Task brief: Establish how many lines below contain the string "about". Respond with that number alone.

Extracted entries:
++++++++++
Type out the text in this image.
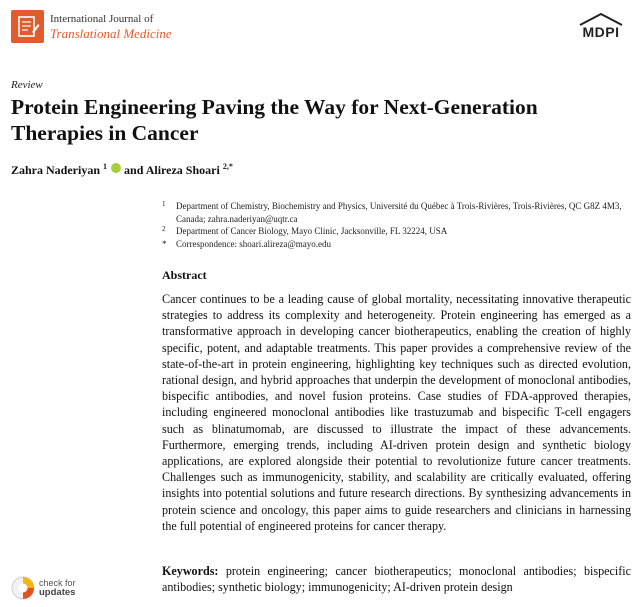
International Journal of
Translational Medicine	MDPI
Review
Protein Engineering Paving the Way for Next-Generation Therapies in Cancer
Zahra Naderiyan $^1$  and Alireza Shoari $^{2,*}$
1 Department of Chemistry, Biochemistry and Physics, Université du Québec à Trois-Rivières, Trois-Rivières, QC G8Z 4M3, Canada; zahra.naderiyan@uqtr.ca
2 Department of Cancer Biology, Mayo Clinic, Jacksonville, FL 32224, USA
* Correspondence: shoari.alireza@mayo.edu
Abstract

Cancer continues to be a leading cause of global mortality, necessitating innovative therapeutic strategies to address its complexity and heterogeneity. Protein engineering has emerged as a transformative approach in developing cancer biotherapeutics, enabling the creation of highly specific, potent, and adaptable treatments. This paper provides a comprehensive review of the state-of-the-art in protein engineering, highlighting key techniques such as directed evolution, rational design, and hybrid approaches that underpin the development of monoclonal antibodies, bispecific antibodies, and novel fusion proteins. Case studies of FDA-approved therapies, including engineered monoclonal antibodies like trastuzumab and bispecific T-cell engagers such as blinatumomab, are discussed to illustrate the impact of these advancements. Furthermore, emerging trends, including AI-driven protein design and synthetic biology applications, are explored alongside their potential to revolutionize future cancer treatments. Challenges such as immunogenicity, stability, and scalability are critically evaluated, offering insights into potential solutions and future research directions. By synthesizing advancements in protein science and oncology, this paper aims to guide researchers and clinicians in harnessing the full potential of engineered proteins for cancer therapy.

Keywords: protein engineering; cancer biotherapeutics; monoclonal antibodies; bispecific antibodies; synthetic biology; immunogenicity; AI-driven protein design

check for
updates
++++++++++
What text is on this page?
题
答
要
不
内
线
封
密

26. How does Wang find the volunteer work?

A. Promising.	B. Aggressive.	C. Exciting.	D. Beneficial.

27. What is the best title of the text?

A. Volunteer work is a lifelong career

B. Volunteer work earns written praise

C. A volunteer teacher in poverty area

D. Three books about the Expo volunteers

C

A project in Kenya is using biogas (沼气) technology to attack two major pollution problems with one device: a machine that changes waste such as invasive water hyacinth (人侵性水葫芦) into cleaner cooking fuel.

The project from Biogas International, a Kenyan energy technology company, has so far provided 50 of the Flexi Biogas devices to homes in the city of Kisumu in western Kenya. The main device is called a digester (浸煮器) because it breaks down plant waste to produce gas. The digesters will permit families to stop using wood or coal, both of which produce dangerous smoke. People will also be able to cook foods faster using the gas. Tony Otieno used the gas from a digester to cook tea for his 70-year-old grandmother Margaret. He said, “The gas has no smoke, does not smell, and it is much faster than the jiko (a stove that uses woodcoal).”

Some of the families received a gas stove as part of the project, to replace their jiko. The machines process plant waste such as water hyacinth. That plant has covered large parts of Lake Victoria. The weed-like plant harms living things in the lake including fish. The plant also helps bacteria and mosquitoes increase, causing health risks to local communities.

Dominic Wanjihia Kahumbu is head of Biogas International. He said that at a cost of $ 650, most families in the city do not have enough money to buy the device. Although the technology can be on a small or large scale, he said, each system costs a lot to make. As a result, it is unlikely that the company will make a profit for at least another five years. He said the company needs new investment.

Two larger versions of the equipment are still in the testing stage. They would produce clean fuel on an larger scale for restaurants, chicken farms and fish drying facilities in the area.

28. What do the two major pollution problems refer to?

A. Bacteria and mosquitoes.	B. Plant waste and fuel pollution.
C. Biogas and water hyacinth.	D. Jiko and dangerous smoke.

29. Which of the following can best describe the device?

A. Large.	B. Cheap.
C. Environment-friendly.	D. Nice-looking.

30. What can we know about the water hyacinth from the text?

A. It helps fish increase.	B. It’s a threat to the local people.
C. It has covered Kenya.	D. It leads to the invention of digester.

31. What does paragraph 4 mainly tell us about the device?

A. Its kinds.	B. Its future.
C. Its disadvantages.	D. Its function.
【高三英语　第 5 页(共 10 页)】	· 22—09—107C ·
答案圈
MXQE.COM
++++++++++
Response to the exercise: 3